• EXERCISE REQUIREMENTS:
List the lines of this listing that hold the word "following".

• DATASET ENTRIES:
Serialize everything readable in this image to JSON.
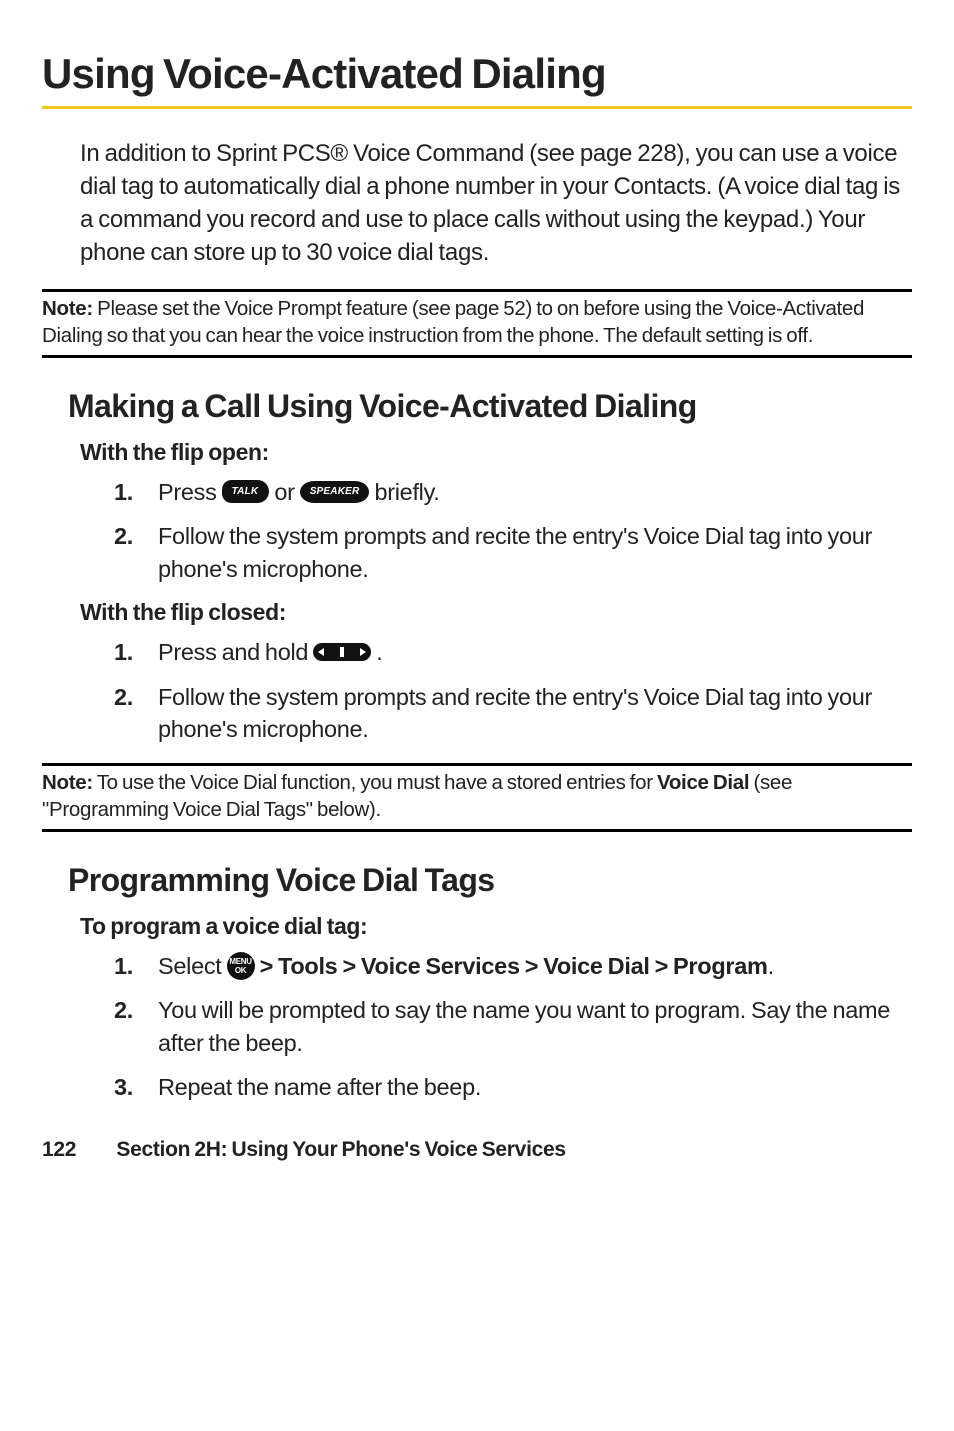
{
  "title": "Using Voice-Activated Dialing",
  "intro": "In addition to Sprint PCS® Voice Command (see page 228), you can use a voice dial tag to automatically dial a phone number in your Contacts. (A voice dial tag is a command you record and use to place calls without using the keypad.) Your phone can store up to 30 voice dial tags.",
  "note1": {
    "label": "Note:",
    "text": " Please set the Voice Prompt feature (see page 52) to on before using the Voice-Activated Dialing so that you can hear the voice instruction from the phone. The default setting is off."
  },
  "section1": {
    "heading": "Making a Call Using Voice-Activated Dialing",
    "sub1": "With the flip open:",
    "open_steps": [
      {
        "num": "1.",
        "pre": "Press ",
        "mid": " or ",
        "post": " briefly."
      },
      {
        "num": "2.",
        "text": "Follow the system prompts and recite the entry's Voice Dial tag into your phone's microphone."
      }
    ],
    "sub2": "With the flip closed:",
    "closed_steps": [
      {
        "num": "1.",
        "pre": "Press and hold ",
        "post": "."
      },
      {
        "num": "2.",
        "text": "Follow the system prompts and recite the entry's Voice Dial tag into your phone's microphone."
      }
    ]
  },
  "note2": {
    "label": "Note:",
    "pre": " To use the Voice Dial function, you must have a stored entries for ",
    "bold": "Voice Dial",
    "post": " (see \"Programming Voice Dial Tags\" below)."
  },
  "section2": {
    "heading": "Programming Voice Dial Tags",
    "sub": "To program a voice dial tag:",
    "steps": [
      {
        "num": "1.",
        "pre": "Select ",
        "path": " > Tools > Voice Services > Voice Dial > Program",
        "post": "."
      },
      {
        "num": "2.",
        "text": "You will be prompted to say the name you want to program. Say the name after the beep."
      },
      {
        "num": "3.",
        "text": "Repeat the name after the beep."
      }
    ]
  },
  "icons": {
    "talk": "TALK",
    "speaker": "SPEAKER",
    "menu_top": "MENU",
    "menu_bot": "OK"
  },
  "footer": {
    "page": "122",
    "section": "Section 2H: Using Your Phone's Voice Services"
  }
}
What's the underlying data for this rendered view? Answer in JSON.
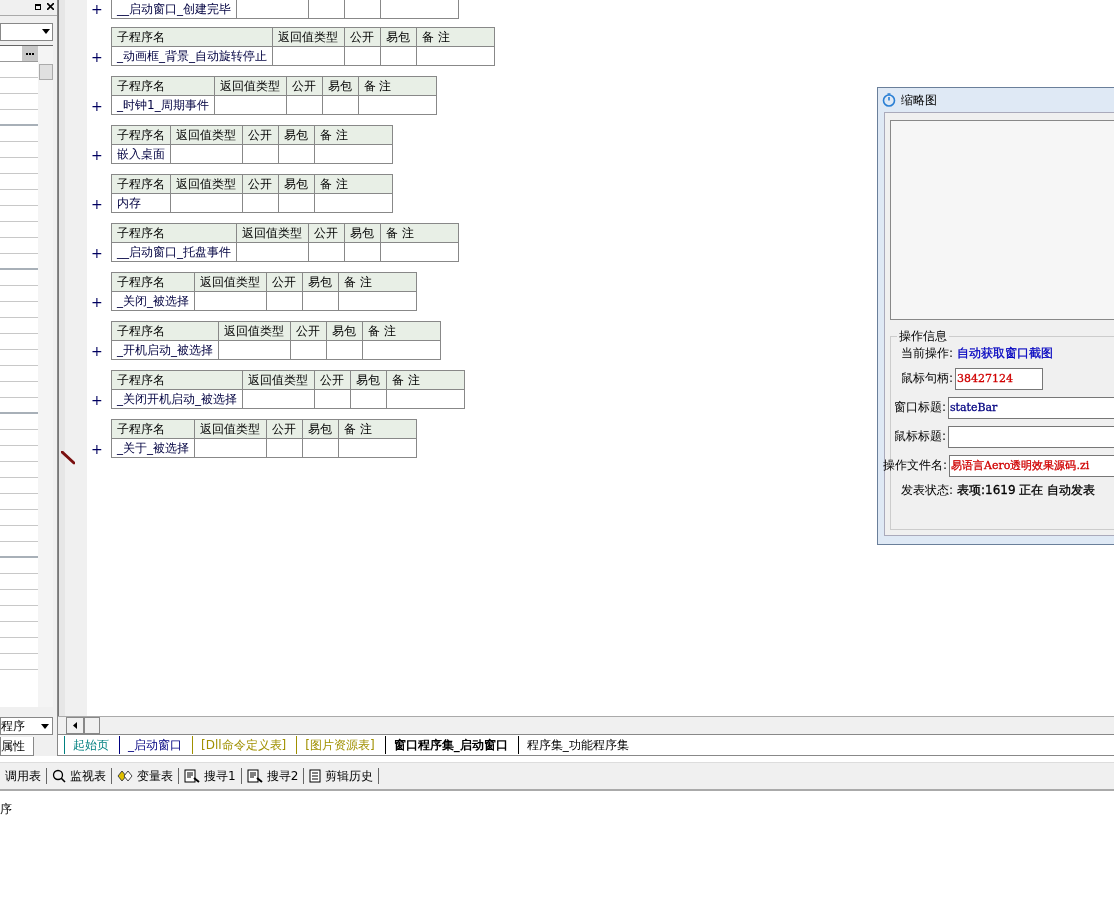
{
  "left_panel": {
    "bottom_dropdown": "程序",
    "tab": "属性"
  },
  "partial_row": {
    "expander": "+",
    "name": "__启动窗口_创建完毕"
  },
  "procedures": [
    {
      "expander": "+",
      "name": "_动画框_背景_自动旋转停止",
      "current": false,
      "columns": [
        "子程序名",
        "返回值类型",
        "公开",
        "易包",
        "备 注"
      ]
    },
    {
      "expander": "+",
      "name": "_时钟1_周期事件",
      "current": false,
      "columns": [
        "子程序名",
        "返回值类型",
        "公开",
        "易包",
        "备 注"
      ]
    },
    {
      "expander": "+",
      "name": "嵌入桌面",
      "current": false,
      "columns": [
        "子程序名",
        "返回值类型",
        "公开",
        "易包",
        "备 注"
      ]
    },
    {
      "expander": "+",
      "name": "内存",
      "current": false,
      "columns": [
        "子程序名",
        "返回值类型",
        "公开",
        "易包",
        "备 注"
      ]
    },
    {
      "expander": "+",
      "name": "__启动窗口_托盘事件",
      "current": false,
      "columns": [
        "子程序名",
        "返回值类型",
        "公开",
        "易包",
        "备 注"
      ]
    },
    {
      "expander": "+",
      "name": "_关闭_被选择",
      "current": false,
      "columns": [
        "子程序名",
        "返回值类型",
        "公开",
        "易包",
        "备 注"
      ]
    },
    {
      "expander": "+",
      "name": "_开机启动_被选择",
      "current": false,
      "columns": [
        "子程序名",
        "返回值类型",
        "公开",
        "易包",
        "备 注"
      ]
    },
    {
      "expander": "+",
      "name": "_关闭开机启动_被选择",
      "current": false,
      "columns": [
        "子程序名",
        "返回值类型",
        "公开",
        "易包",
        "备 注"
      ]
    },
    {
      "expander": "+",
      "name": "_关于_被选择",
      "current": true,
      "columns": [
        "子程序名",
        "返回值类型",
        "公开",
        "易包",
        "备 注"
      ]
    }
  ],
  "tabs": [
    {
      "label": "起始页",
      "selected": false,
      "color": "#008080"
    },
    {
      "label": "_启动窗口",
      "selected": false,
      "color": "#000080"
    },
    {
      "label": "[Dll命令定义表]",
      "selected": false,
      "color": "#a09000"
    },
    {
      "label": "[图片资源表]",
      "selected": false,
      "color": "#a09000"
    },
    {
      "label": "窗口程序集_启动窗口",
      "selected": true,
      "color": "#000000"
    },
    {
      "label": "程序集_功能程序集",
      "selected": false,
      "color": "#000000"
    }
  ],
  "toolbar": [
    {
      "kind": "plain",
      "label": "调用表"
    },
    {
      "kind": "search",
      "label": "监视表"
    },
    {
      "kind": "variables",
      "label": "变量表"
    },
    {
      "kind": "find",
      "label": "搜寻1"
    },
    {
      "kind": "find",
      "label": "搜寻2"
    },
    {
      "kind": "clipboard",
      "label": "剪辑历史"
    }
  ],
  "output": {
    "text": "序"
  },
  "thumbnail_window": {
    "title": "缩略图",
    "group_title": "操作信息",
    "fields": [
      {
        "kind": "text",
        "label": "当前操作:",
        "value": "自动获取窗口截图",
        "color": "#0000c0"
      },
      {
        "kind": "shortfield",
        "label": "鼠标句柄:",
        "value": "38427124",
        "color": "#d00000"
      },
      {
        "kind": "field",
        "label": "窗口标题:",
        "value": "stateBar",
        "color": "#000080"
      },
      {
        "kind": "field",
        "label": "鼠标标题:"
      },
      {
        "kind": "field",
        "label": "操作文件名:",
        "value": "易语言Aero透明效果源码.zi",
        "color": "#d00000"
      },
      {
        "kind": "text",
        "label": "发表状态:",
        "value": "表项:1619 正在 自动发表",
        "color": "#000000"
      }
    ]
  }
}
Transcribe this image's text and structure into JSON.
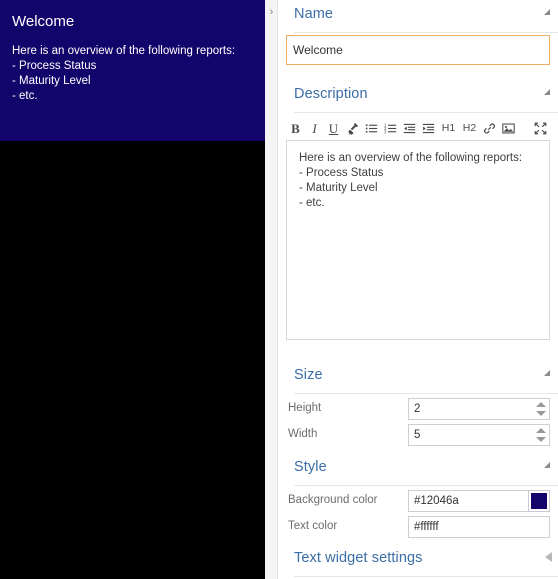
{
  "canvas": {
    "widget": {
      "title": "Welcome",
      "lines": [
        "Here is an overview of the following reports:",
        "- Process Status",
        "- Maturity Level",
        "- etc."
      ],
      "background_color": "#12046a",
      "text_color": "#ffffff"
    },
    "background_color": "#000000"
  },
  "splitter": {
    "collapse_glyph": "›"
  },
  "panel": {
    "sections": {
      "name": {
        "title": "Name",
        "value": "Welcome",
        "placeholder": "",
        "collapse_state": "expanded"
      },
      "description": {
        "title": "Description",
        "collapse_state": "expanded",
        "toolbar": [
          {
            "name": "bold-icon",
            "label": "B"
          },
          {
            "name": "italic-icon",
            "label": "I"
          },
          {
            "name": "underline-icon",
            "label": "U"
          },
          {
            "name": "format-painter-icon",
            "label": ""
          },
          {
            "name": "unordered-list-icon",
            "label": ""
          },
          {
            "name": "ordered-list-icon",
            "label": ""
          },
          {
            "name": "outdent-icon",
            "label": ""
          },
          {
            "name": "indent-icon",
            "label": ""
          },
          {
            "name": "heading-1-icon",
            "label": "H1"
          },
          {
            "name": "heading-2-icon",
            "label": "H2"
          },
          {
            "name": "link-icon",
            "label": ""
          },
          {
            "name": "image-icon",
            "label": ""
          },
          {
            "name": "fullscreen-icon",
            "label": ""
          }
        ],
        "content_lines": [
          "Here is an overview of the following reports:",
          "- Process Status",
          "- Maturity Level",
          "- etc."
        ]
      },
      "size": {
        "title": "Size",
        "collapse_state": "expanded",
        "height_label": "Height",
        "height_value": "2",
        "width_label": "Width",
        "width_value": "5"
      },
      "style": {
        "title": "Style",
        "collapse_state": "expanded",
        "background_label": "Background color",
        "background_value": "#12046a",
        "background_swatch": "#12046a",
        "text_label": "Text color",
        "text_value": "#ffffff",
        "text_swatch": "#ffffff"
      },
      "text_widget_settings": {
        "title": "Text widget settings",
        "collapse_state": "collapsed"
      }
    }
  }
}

• FULL OUTPUT:
        "Here is an overview of the following reports:",
          "Here is an overview of the following reports:",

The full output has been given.